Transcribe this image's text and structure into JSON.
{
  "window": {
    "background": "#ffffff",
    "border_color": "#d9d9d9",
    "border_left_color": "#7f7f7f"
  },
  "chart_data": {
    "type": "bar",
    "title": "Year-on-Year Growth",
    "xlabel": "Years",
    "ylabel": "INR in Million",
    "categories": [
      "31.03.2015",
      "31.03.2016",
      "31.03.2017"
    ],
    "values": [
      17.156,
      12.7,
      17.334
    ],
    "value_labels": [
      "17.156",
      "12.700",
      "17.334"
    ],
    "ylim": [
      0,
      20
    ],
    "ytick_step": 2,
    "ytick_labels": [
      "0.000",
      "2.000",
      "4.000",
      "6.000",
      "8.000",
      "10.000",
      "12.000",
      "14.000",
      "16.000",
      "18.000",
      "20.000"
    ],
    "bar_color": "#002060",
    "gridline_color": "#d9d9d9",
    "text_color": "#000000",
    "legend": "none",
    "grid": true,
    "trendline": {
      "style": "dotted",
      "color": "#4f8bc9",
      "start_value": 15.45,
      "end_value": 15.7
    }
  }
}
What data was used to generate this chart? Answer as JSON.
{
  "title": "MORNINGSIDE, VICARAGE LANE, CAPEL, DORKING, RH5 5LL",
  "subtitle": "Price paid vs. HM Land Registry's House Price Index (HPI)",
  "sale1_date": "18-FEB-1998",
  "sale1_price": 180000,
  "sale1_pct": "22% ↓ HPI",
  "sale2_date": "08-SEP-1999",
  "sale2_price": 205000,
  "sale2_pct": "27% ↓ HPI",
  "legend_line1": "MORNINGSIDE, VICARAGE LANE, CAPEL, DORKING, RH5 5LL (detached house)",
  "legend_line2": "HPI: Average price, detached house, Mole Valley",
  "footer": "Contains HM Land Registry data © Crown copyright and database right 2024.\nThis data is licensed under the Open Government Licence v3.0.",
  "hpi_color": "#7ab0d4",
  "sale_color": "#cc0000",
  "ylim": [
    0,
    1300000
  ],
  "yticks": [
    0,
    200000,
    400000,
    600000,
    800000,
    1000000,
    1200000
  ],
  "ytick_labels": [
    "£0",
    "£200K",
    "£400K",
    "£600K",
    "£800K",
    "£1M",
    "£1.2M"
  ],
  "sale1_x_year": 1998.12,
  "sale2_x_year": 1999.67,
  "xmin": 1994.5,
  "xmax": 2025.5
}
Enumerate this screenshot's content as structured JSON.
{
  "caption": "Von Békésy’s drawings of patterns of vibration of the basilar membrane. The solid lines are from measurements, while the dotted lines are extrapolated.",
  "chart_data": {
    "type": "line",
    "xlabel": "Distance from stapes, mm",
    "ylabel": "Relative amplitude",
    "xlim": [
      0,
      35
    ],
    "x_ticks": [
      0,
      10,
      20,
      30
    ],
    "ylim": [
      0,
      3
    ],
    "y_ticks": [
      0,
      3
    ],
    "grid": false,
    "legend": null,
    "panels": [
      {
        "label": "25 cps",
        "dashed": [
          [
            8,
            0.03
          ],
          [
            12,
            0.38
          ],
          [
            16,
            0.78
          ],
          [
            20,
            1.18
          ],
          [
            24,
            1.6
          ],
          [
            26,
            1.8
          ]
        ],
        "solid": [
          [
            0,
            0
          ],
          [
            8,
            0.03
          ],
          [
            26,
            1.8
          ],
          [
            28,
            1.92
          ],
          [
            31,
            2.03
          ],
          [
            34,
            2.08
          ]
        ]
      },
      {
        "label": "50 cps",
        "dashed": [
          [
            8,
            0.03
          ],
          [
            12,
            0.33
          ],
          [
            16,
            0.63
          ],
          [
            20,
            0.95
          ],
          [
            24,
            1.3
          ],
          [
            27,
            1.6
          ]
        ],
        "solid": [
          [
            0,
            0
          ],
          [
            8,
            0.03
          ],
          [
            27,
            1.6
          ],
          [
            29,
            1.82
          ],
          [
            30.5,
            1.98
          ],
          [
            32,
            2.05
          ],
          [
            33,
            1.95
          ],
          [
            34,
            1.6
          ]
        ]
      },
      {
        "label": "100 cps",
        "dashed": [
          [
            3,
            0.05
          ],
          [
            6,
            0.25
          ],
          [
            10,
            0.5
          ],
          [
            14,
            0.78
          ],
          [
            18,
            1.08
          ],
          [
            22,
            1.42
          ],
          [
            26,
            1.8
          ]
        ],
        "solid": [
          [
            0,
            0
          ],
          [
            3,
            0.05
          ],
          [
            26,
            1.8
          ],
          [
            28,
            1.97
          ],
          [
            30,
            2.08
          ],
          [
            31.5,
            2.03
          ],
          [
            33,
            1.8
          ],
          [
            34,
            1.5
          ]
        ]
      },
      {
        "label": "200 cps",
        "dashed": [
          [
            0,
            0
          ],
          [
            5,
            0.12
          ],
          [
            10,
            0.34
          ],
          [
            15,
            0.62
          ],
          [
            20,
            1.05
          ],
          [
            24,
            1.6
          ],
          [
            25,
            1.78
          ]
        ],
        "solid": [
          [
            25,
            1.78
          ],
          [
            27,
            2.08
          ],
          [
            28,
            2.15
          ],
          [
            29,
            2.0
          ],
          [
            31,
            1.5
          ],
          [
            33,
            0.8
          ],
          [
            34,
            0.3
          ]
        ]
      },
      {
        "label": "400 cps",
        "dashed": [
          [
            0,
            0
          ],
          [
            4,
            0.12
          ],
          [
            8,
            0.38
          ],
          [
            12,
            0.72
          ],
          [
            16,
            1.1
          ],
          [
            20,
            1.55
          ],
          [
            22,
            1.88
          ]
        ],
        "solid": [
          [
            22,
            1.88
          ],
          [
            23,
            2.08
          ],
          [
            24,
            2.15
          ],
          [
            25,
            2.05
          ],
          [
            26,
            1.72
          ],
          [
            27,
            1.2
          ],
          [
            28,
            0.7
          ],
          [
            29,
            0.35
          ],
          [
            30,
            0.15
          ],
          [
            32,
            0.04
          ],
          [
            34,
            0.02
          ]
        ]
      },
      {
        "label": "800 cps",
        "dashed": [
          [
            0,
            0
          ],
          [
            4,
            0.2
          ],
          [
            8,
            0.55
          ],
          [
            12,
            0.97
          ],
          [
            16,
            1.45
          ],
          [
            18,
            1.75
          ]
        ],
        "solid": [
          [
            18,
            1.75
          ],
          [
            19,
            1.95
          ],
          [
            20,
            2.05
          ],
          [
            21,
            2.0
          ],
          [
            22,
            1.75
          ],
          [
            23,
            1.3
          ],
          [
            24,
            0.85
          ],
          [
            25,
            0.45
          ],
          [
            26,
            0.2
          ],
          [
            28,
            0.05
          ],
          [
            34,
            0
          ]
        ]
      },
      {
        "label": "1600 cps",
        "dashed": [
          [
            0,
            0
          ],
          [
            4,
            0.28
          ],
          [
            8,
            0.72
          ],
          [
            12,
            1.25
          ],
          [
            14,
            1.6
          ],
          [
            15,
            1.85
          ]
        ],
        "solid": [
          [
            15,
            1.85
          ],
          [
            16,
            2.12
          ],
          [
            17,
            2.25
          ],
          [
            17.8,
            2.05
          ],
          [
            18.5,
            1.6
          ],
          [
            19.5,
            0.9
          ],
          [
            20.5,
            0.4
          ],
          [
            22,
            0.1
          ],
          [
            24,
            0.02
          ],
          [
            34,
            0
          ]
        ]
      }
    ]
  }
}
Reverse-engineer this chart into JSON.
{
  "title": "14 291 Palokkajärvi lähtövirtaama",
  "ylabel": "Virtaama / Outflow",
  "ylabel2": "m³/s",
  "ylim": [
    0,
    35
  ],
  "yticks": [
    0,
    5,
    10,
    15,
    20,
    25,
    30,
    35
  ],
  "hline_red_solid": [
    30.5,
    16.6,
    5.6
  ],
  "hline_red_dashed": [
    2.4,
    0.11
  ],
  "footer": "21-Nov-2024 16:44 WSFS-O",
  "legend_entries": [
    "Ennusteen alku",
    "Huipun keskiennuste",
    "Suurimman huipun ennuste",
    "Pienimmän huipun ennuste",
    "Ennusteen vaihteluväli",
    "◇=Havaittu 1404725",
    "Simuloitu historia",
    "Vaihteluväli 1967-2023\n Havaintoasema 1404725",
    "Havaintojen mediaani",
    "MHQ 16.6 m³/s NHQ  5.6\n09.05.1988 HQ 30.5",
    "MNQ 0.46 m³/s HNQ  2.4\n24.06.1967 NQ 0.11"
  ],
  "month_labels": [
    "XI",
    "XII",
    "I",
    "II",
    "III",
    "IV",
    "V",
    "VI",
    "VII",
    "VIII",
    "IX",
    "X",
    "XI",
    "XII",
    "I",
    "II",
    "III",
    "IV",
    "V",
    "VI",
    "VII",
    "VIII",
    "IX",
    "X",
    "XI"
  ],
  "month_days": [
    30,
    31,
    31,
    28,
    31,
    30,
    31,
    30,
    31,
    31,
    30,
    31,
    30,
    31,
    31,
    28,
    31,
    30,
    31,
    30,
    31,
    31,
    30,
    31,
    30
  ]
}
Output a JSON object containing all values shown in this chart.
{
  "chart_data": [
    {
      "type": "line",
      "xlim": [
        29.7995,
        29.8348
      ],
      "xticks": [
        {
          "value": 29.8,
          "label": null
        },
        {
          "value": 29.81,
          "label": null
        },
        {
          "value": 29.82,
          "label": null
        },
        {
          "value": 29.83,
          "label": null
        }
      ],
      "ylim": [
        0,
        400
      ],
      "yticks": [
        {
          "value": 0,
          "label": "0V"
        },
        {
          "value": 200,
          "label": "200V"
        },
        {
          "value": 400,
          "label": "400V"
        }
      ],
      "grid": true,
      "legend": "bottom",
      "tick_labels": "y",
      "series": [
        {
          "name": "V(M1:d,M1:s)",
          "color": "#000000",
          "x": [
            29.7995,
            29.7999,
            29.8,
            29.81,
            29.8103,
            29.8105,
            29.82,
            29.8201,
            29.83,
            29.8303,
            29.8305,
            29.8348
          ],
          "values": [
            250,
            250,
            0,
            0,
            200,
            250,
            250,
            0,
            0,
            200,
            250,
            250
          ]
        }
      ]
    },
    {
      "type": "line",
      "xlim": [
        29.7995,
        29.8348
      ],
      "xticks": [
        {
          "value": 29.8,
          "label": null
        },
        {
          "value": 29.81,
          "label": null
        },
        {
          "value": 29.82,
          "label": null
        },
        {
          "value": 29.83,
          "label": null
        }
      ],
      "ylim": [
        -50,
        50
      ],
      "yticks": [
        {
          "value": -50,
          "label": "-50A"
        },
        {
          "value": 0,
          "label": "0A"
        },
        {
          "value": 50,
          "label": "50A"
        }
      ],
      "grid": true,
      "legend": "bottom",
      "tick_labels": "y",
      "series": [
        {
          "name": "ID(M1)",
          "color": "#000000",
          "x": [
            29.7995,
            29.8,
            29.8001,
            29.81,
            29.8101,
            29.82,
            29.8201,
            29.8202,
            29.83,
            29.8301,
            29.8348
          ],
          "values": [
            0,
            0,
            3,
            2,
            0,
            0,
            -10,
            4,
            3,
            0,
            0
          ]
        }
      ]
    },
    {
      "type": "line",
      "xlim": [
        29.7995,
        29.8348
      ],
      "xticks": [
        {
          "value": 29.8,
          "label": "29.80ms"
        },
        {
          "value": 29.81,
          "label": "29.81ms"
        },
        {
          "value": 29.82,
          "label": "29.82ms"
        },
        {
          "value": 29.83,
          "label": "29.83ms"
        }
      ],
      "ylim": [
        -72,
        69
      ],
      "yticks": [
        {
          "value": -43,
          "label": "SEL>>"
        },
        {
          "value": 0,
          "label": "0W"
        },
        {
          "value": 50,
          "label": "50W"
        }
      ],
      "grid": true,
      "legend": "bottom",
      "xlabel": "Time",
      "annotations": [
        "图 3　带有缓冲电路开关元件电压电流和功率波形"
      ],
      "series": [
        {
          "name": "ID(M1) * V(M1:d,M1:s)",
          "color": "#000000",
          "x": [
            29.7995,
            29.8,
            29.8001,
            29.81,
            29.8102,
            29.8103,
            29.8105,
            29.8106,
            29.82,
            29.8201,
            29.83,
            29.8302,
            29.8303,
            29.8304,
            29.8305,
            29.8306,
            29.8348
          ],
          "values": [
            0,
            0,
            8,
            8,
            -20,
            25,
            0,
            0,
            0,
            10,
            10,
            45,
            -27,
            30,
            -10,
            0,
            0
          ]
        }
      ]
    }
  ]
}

→ Stated problem: Look through the listing and extract every line with "Land" in it.

→ Written solution:
  "subtitle": "Price paid vs. HM Land Registry's House Price Index (HPI)",
  "footer": "Contains HM Land Registry data © Crown copyright and database right 2024.\nThis data is licensed under the Open Government Licence v3.0.",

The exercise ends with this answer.